** Start Material for this task **

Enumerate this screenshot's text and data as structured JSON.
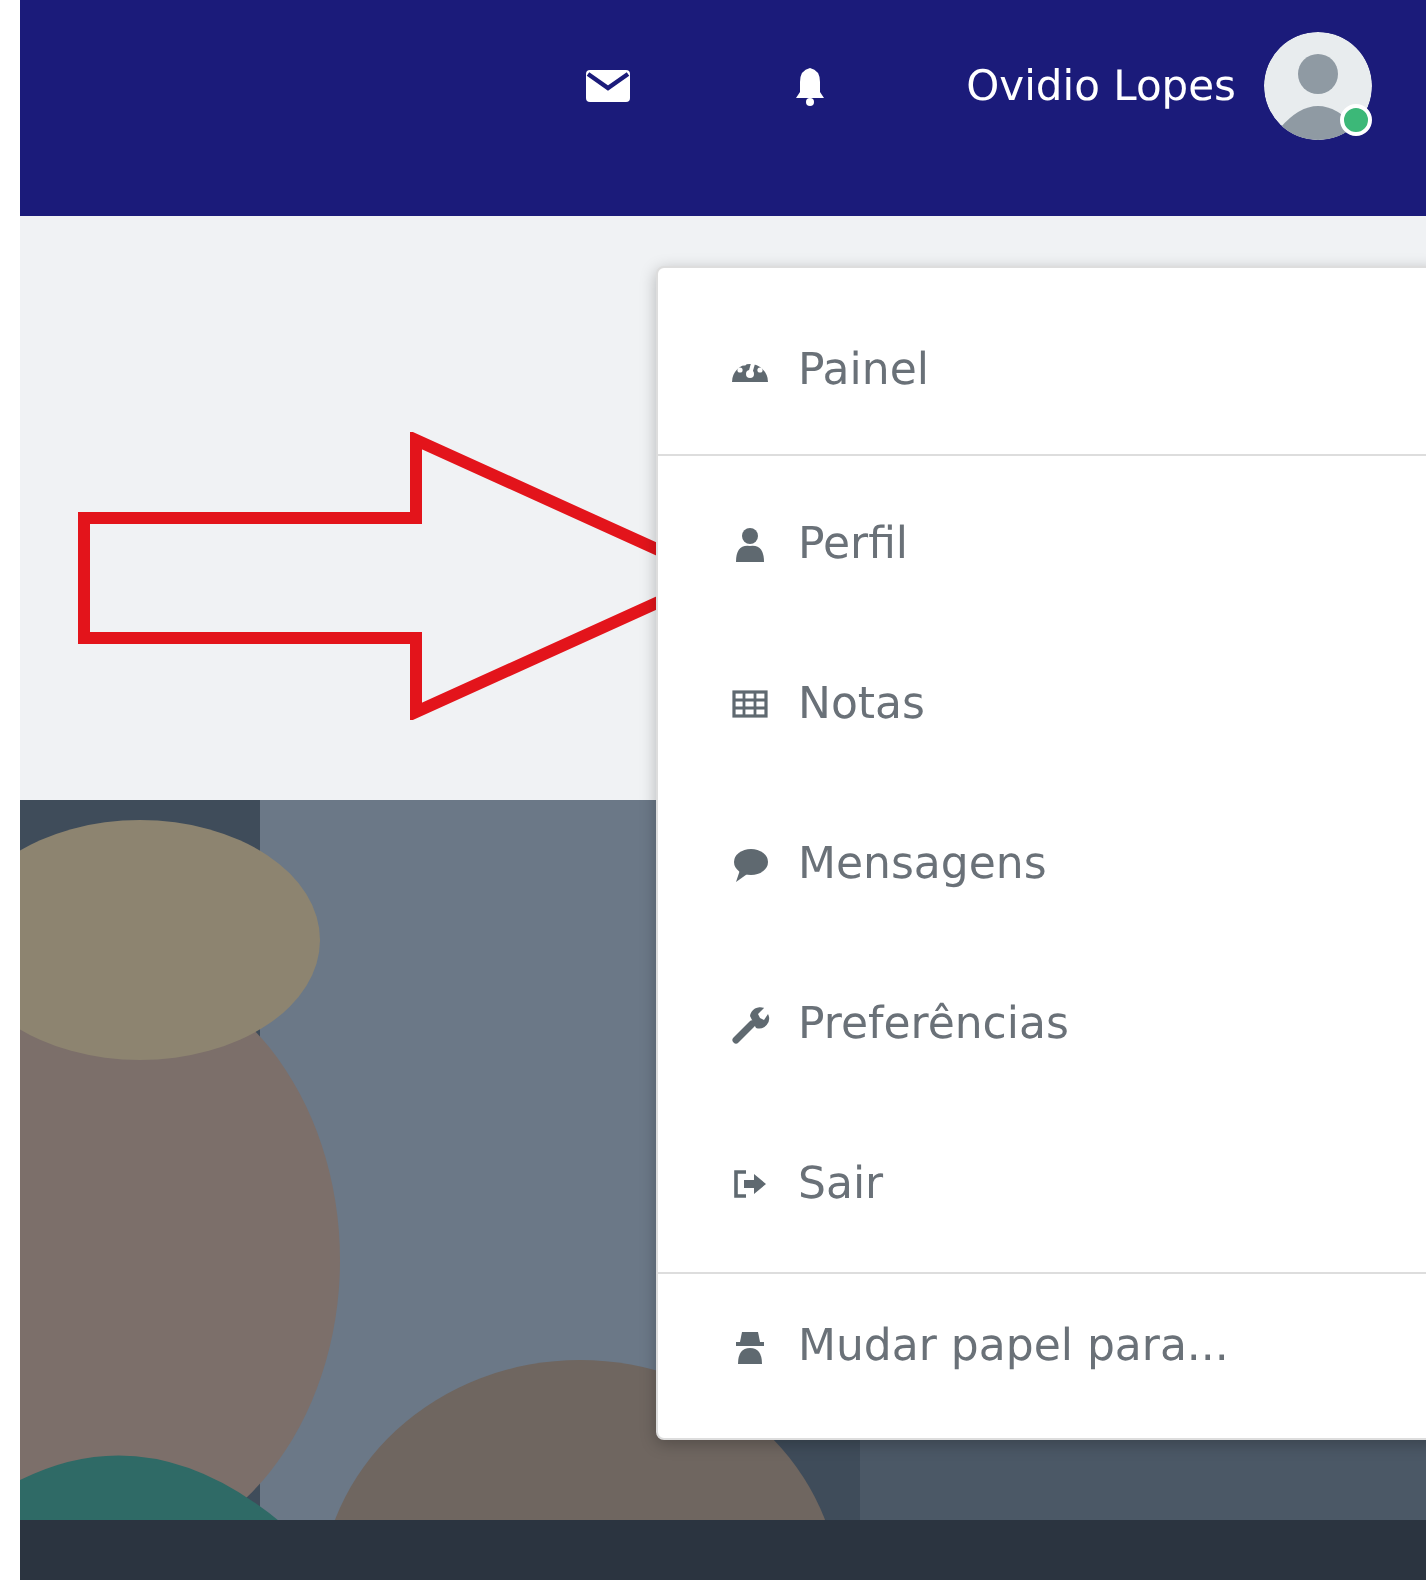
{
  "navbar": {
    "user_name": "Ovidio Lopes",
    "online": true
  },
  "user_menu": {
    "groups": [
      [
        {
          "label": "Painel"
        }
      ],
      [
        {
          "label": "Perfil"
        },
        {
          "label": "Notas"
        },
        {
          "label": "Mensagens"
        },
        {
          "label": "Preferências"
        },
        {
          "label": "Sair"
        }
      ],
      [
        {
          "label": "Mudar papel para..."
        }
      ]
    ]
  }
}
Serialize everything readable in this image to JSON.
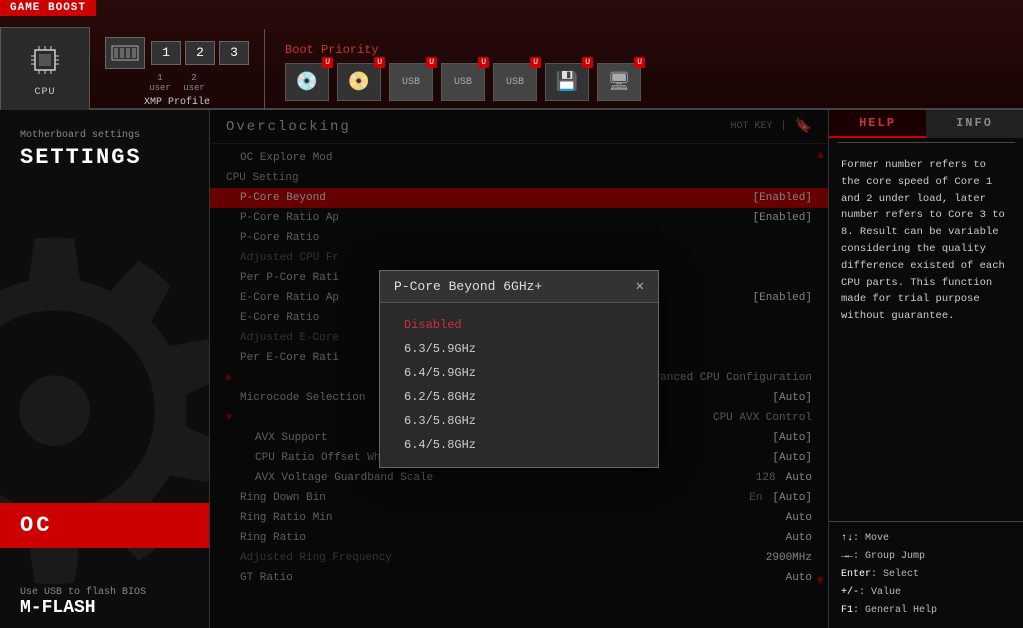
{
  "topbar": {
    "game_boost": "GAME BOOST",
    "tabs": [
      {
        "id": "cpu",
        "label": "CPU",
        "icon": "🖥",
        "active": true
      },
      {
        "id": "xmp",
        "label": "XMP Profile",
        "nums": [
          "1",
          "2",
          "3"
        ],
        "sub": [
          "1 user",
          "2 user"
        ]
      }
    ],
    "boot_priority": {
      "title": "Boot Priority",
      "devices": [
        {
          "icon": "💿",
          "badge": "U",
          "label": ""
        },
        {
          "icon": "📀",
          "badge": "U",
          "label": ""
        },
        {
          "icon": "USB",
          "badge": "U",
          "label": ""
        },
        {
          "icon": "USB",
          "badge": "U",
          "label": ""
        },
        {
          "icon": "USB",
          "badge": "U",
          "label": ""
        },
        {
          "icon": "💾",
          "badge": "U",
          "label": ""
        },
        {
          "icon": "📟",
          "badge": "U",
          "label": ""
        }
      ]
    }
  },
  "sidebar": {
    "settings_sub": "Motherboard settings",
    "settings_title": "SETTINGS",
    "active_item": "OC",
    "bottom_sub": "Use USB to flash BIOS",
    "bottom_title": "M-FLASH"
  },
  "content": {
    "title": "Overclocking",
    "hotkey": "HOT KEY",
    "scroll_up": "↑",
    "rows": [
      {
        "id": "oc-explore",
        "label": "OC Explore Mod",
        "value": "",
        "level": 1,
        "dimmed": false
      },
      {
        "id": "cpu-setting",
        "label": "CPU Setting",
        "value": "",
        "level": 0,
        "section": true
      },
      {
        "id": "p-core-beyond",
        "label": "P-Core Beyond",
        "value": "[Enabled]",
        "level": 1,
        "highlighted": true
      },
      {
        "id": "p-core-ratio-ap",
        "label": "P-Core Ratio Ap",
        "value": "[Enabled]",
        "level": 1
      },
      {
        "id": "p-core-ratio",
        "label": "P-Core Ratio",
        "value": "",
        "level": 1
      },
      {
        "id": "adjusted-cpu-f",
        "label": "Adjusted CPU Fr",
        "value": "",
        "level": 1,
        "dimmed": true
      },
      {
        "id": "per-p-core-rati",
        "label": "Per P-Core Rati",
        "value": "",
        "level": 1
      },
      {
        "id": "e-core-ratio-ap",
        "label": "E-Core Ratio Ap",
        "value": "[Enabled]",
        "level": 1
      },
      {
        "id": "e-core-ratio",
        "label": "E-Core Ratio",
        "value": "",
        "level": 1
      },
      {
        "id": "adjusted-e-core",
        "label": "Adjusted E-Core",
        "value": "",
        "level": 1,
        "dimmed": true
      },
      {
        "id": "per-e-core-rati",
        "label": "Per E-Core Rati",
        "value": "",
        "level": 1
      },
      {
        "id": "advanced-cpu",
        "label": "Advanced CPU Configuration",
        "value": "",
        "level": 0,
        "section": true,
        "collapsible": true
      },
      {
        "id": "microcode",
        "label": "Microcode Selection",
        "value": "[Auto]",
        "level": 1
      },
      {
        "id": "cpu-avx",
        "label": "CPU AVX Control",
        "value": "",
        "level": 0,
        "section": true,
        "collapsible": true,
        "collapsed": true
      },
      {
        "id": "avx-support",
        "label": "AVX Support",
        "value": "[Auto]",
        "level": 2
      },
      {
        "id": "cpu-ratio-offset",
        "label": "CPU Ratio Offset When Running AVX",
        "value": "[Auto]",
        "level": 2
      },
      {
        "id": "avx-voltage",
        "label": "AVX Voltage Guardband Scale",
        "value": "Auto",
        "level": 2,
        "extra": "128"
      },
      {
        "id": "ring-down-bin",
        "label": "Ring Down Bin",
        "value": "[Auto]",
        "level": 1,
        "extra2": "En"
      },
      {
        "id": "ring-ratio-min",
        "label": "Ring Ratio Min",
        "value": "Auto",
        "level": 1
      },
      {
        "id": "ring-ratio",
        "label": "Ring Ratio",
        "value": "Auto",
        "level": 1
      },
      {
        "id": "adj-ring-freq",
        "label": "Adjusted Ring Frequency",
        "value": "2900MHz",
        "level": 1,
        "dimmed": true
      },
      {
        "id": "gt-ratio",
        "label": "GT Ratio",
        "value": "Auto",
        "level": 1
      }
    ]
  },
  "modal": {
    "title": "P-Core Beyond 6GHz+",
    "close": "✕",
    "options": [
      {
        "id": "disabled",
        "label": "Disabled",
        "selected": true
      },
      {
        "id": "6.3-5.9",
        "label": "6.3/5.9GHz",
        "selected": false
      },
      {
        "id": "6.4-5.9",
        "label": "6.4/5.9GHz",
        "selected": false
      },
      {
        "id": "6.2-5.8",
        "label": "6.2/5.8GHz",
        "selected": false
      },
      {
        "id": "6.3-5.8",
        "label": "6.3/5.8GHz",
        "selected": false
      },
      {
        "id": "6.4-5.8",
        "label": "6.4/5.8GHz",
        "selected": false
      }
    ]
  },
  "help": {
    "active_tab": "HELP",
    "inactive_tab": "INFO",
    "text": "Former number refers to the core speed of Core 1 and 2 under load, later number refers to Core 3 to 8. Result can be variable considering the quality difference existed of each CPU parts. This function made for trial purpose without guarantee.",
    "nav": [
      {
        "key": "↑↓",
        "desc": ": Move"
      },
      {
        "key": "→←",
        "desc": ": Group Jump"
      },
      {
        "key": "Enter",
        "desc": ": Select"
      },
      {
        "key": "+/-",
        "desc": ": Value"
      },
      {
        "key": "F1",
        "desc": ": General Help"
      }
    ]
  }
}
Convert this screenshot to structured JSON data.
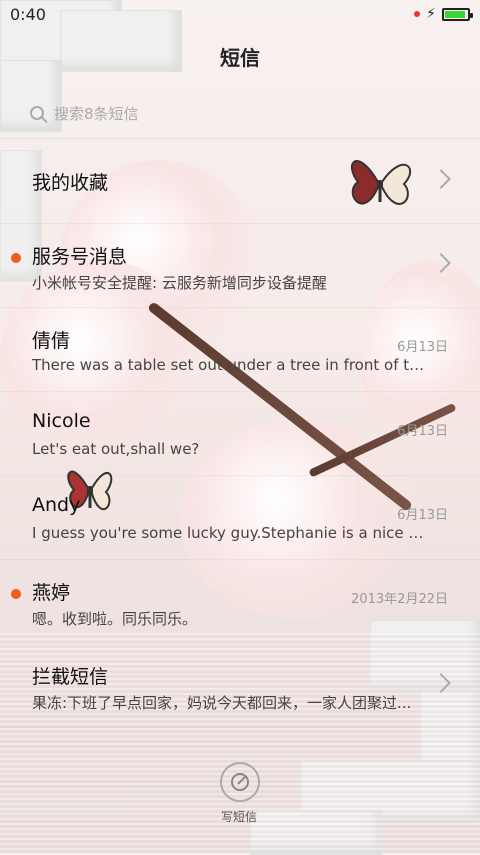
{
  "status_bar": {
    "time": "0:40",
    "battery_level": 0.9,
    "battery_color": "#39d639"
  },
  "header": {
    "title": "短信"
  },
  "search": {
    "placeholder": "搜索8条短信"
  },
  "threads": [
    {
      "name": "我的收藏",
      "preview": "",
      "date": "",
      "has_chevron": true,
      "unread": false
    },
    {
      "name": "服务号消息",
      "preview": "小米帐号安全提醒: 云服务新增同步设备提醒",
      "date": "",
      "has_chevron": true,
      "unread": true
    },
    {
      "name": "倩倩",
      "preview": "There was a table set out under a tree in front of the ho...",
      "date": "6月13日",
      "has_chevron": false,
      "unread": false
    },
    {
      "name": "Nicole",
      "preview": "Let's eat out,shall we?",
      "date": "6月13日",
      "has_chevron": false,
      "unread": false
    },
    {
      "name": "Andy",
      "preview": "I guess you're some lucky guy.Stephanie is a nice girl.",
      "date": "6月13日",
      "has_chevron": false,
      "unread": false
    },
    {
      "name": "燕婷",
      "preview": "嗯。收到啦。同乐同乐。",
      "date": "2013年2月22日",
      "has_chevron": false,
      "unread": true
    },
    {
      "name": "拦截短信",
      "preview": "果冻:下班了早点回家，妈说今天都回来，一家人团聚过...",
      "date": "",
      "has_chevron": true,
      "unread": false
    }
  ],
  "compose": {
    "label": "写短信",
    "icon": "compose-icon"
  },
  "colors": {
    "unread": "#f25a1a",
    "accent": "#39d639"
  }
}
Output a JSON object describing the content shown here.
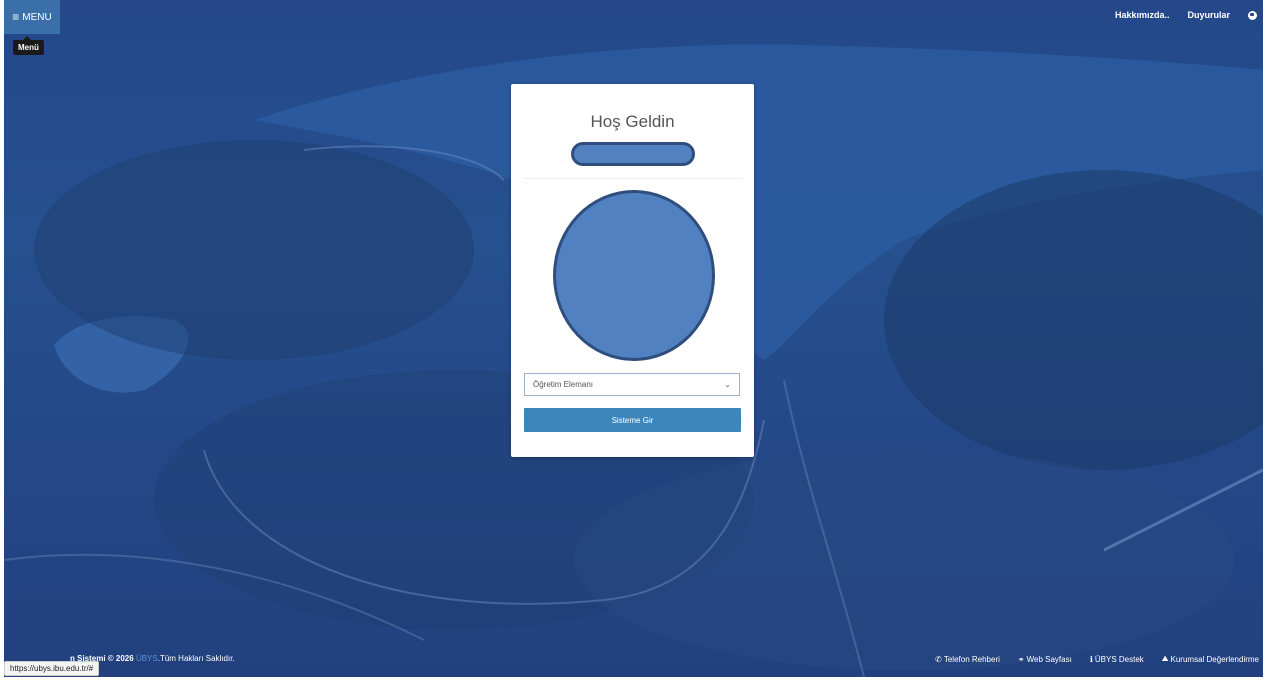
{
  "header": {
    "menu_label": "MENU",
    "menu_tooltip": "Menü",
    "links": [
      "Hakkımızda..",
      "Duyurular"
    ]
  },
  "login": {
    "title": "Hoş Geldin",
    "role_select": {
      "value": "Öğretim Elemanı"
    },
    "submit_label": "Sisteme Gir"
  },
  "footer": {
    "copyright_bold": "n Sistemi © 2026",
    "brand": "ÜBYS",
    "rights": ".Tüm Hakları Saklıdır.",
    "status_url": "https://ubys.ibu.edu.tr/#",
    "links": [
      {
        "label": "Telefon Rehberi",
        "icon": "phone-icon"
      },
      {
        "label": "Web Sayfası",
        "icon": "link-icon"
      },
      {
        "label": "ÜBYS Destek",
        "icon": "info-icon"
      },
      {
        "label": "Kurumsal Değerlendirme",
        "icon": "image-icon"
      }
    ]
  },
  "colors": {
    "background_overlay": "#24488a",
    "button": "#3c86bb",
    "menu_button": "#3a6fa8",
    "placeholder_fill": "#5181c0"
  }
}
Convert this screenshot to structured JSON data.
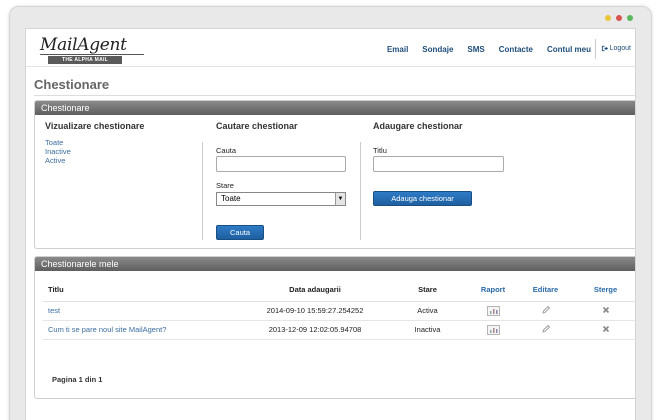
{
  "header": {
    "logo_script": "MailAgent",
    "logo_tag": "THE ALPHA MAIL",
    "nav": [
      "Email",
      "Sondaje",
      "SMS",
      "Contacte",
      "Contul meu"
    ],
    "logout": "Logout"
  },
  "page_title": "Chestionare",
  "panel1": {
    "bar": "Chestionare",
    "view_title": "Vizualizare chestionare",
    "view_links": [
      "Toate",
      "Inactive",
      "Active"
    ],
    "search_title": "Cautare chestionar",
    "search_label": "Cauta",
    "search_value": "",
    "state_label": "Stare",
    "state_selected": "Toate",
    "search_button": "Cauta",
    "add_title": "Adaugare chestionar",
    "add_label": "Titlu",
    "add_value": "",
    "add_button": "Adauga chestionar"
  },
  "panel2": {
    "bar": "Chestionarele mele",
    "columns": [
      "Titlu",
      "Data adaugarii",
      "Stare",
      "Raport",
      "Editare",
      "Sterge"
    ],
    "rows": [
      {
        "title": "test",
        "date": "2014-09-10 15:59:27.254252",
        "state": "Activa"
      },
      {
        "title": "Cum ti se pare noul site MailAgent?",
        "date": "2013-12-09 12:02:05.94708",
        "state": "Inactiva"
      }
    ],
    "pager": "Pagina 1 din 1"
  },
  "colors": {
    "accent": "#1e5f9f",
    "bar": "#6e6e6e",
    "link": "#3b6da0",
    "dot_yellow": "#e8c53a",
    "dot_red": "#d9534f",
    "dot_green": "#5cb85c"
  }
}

** End Material for this task **

Directive>
Gather up every line from the listing above in which the word "under" occurs.

Written solution>
    "text": "Former number refers to the core speed of Core 1 and 2 under load, later number refers to Core 3 to 8. Result can be variable considering the quality difference existed of each CPU parts. This function made for trial purpose without guarantee.",
      "preview": "There was a table set out under a tree in front of the ho...",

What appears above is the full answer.